Seek out every line containing the word "data", and copy each.

>> BEGIN RECORDS FOR PROCESSING

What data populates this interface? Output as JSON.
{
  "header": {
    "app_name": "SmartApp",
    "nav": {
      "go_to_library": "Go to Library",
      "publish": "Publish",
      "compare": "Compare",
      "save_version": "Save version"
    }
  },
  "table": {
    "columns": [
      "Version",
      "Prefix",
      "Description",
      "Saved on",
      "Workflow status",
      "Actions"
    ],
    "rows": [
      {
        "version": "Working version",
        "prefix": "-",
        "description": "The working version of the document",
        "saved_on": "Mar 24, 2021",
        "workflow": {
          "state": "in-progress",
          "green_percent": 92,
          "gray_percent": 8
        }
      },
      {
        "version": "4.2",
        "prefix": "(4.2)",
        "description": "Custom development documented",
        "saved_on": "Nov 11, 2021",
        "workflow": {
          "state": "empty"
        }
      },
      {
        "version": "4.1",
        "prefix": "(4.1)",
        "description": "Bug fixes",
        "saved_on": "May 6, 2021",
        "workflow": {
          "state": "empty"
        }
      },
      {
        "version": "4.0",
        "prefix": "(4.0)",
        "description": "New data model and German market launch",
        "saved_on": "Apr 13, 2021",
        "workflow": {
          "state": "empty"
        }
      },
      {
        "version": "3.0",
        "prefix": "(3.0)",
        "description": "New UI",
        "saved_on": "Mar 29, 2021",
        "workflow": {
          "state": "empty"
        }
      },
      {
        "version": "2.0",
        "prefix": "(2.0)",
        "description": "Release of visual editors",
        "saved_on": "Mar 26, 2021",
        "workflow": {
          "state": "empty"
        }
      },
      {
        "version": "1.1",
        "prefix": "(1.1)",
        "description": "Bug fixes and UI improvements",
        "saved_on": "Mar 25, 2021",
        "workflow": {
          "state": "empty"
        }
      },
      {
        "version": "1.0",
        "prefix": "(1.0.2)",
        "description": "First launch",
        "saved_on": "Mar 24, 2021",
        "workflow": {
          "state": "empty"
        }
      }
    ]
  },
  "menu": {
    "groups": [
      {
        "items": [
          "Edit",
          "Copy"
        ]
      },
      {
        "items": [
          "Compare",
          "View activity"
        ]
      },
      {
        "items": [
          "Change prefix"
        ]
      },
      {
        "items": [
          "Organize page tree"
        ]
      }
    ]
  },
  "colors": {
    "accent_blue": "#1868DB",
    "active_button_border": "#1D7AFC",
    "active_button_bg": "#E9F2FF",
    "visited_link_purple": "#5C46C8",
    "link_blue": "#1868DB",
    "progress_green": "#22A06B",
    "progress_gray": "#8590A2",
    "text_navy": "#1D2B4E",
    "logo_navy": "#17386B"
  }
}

>> END RECORDS FOR PROCESSING

RESULT OF THE TASK:
What data populates this interface? Output as JSON.
        "description": "New data model and German market launch",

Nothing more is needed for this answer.